---- Supplied records

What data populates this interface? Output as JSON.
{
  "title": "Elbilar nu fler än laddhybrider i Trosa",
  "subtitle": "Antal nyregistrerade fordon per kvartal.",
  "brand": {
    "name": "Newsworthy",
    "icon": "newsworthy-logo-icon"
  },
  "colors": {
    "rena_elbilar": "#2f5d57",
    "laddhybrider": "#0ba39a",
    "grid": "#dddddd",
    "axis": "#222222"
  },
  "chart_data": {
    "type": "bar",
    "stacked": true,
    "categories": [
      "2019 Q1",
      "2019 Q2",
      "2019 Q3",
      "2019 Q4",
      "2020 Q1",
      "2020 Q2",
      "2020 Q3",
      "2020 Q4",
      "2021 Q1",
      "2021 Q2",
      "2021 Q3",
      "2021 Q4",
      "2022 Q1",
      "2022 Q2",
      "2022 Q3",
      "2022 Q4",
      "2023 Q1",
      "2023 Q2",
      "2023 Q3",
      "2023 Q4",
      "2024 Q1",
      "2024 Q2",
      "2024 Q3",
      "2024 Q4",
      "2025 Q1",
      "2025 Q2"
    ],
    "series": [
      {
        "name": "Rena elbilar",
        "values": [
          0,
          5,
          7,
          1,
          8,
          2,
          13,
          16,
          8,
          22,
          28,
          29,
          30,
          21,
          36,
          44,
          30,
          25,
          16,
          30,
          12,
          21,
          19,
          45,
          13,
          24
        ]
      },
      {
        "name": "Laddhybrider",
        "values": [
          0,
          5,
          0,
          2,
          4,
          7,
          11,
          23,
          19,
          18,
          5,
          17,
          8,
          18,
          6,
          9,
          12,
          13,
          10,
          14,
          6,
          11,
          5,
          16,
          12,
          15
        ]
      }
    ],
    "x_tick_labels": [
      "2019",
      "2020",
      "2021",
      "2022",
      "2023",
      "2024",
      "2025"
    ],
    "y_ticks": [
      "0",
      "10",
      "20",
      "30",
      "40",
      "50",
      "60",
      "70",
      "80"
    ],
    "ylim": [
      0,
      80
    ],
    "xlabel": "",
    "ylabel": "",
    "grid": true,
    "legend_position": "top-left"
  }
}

--------

Repeat the data above exactly.

What data populates this interface? Output as JSON.
{
  "title": "Elbilar nu fler än laddhybrider i Trosa",
  "subtitle": "Antal nyregistrerade fordon per kvartal.",
  "brand": {
    "name": "Newsworthy",
    "icon": "newsworthy-logo-icon"
  },
  "colors": {
    "rena_elbilar": "#2f5d57",
    "laddhybrider": "#0ba39a",
    "grid": "#dddddd",
    "axis": "#222222"
  },
  "chart_data": {
    "type": "bar",
    "stacked": true,
    "categories": [
      "2019 Q1",
      "2019 Q2",
      "2019 Q3",
      "2019 Q4",
      "2020 Q1",
      "2020 Q2",
      "2020 Q3",
      "2020 Q4",
      "2021 Q1",
      "2021 Q2",
      "2021 Q3",
      "2021 Q4",
      "2022 Q1",
      "2022 Q2",
      "2022 Q3",
      "2022 Q4",
      "2023 Q1",
      "2023 Q2",
      "2023 Q3",
      "2023 Q4",
      "2024 Q1",
      "2024 Q2",
      "2024 Q3",
      "2024 Q4",
      "2025 Q1",
      "2025 Q2"
    ],
    "series": [
      {
        "name": "Rena elbilar",
        "values": [
          0,
          5,
          7,
          1,
          8,
          2,
          13,
          16,
          8,
          22,
          28,
          29,
          30,
          21,
          36,
          44,
          30,
          25,
          16,
          30,
          12,
          21,
          19,
          45,
          13,
          24
        ]
      },
      {
        "name": "Laddhybrider",
        "values": [
          0,
          5,
          0,
          2,
          4,
          7,
          11,
          23,
          19,
          18,
          5,
          17,
          8,
          18,
          6,
          9,
          12,
          13,
          10,
          14,
          6,
          11,
          5,
          16,
          12,
          15
        ]
      }
    ],
    "x_tick_labels": [
      "2019",
      "2020",
      "2021",
      "2022",
      "2023",
      "2024",
      "2025"
    ],
    "y_ticks": [
      "0",
      "10",
      "20",
      "30",
      "40",
      "50",
      "60",
      "70",
      "80"
    ],
    "ylim": [
      0,
      80
    ],
    "xlabel": "",
    "ylabel": "",
    "grid": true,
    "legend_position": "top-left"
  }
}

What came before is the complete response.